* Start Records for this task *

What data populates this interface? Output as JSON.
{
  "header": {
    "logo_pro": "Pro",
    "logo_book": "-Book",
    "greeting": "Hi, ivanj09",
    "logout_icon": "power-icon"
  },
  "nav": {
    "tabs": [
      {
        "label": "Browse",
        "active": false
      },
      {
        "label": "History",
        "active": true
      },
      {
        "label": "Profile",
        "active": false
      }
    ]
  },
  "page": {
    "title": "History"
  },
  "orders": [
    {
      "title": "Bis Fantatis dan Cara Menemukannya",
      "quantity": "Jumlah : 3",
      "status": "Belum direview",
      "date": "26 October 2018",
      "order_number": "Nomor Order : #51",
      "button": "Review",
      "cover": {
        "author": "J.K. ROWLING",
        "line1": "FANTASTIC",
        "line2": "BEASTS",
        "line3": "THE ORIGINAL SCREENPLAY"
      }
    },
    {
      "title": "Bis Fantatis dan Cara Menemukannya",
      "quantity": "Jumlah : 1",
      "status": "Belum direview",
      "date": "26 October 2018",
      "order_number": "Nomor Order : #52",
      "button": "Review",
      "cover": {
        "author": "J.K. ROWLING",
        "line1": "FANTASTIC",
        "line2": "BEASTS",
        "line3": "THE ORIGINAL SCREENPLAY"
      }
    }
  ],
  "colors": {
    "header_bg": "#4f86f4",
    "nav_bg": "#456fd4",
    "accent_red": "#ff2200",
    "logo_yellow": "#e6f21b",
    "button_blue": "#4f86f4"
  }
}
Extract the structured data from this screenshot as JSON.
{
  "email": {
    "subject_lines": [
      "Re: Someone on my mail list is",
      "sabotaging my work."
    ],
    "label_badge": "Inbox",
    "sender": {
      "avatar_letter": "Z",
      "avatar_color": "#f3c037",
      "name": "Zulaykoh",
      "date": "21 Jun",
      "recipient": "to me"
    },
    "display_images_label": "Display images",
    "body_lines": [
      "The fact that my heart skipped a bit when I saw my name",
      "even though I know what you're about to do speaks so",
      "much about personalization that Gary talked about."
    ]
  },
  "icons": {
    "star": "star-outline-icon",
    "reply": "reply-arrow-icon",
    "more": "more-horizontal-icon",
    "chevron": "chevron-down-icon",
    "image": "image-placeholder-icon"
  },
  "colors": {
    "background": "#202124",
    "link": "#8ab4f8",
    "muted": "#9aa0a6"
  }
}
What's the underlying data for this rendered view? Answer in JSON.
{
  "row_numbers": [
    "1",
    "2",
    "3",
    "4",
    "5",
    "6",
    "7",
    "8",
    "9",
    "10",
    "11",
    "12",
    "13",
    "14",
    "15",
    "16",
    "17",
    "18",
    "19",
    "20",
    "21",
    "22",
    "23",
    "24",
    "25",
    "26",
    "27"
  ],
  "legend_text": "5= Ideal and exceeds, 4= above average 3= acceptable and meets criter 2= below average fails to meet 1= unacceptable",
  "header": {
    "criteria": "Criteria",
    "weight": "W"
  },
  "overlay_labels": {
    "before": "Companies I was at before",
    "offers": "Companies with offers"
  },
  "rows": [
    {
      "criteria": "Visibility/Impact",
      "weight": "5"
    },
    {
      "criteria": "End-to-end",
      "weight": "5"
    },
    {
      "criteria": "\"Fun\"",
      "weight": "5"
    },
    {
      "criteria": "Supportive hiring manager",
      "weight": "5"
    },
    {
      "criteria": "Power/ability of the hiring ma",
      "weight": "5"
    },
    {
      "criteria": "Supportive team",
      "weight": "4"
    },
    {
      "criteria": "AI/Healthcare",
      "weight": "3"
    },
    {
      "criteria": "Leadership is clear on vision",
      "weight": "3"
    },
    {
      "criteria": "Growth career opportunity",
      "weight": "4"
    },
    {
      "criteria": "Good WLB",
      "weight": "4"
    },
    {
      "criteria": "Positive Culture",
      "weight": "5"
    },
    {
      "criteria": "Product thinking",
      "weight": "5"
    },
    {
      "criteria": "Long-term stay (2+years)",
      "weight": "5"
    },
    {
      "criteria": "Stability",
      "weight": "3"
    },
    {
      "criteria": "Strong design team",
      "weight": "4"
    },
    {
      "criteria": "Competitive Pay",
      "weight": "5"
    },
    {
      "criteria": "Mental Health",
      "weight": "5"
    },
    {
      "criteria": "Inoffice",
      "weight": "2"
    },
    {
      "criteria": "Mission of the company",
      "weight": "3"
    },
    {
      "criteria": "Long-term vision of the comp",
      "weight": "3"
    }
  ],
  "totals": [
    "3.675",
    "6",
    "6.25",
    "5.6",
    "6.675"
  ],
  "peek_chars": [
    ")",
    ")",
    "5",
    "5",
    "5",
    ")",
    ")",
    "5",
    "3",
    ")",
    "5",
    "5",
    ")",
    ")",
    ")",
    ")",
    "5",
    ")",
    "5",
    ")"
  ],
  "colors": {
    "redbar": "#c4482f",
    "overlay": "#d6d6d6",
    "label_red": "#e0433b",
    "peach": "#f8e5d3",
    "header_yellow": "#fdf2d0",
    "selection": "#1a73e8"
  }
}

* End Records for this task *

All entries shown above should be printed again exactly.

What data populates this interface? Output as JSON.
{
  "header": {
    "logo_pro": "Pro",
    "logo_book": "-Book",
    "greeting": "Hi, ivanj09",
    "logout_icon": "power-icon"
  },
  "nav": {
    "tabs": [
      {
        "label": "Browse",
        "active": false
      },
      {
        "label": "History",
        "active": true
      },
      {
        "label": "Profile",
        "active": false
      }
    ]
  },
  "page": {
    "title": "History"
  },
  "orders": [
    {
      "title": "Bis Fantatis dan Cara Menemukannya",
      "quantity": "Jumlah : 3",
      "status": "Belum direview",
      "date": "26 October 2018",
      "order_number": "Nomor Order : #51",
      "button": "Review",
      "cover": {
        "author": "J.K. ROWLING",
        "line1": "FANTASTIC",
        "line2": "BEASTS",
        "line3": "THE ORIGINAL SCREENPLAY"
      }
    },
    {
      "title": "Bis Fantatis dan Cara Menemukannya",
      "quantity": "Jumlah : 1",
      "status": "Belum direview",
      "date": "26 October 2018",
      "order_number": "Nomor Order : #52",
      "button": "Review",
      "cover": {
        "author": "J.K. ROWLING",
        "line1": "FANTASTIC",
        "line2": "BEASTS",
        "line3": "THE ORIGINAL SCREENPLAY"
      }
    }
  ],
  "colors": {
    "header_bg": "#4f86f4",
    "nav_bg": "#456fd4",
    "accent_red": "#ff2200",
    "logo_yellow": "#e6f21b",
    "button_blue": "#4f86f4"
  }
}
Extract the structured data from this screenshot as JSON.
{
  "email": {
    "subject_lines": [
      "Re: Someone on my mail list is",
      "sabotaging my work."
    ],
    "label_badge": "Inbox",
    "sender": {
      "avatar_letter": "Z",
      "avatar_color": "#f3c037",
      "name": "Zulaykoh",
      "date": "21 Jun",
      "recipient": "to me"
    },
    "display_images_label": "Display images",
    "body_lines": [
      "The fact that my heart skipped a bit when I saw my name",
      "even though I know what you're about to do speaks so",
      "much about personalization that Gary talked about."
    ]
  },
  "icons": {
    "star": "star-outline-icon",
    "reply": "reply-arrow-icon",
    "more": "more-horizontal-icon",
    "chevron": "chevron-down-icon",
    "image": "image-placeholder-icon"
  },
  "colors": {
    "background": "#202124",
    "link": "#8ab4f8",
    "muted": "#9aa0a6"
  }
}
What's the underlying data for this rendered view? Answer in JSON.
{
  "row_numbers": [
    "1",
    "2",
    "3",
    "4",
    "5",
    "6",
    "7",
    "8",
    "9",
    "10",
    "11",
    "12",
    "13",
    "14",
    "15",
    "16",
    "17",
    "18",
    "19",
    "20",
    "21",
    "22",
    "23",
    "24",
    "25",
    "26",
    "27"
  ],
  "legend_text": "5= Ideal and exceeds, 4= above average 3= acceptable and meets criter 2= below average fails to meet 1= unacceptable",
  "header": {
    "criteria": "Criteria",
    "weight": "W"
  },
  "overlay_labels": {
    "before": "Companies I was at before",
    "offers": "Companies with offers"
  },
  "rows": [
    {
      "criteria": "Visibility/Impact",
      "weight": "5"
    },
    {
      "criteria": "End-to-end",
      "weight": "5"
    },
    {
      "criteria": "\"Fun\"",
      "weight": "5"
    },
    {
      "criteria": "Supportive hiring manager",
      "weight": "5"
    },
    {
      "criteria": "Power/ability of the hiring ma",
      "weight": "5"
    },
    {
      "criteria": "Supportive team",
      "weight": "4"
    },
    {
      "criteria": "AI/Healthcare",
      "weight": "3"
    },
    {
      "criteria": "Leadership is clear on vision",
      "weight": "3"
    },
    {
      "criteria": "Growth career opportunity",
      "weight": "4"
    },
    {
      "criteria": "Good WLB",
      "weight": "4"
    },
    {
      "criteria": "Positive Culture",
      "weight": "5"
    },
    {
      "criteria": "Product thinking",
      "weight": "5"
    },
    {
      "criteria": "Long-term stay (2+years)",
      "weight": "5"
    },
    {
      "criteria": "Stability",
      "weight": "3"
    },
    {
      "criteria": "Strong design team",
      "weight": "4"
    },
    {
      "criteria": "Competitive Pay",
      "weight": "5"
    },
    {
      "criteria": "Mental Health",
      "weight": "5"
    },
    {
      "criteria": "Inoffice",
      "weight": "2"
    },
    {
      "criteria": "Mission of the company",
      "weight": "3"
    },
    {
      "criteria": "Long-term vision of the comp",
      "weight": "3"
    }
  ],
  "totals": [
    "3.675",
    "6",
    "6.25",
    "5.6",
    "6.675"
  ],
  "peek_chars": [
    ")",
    ")",
    "5",
    "5",
    "5",
    ")",
    ")",
    "5",
    "3",
    ")",
    "5",
    "5",
    ")",
    ")",
    ")",
    ")",
    "5",
    ")",
    "5",
    ")"
  ],
  "colors": {
    "redbar": "#c4482f",
    "overlay": "#d6d6d6",
    "label_red": "#e0433b",
    "peach": "#f8e5d3",
    "header_yellow": "#fdf2d0",
    "selection": "#1a73e8"
  }
}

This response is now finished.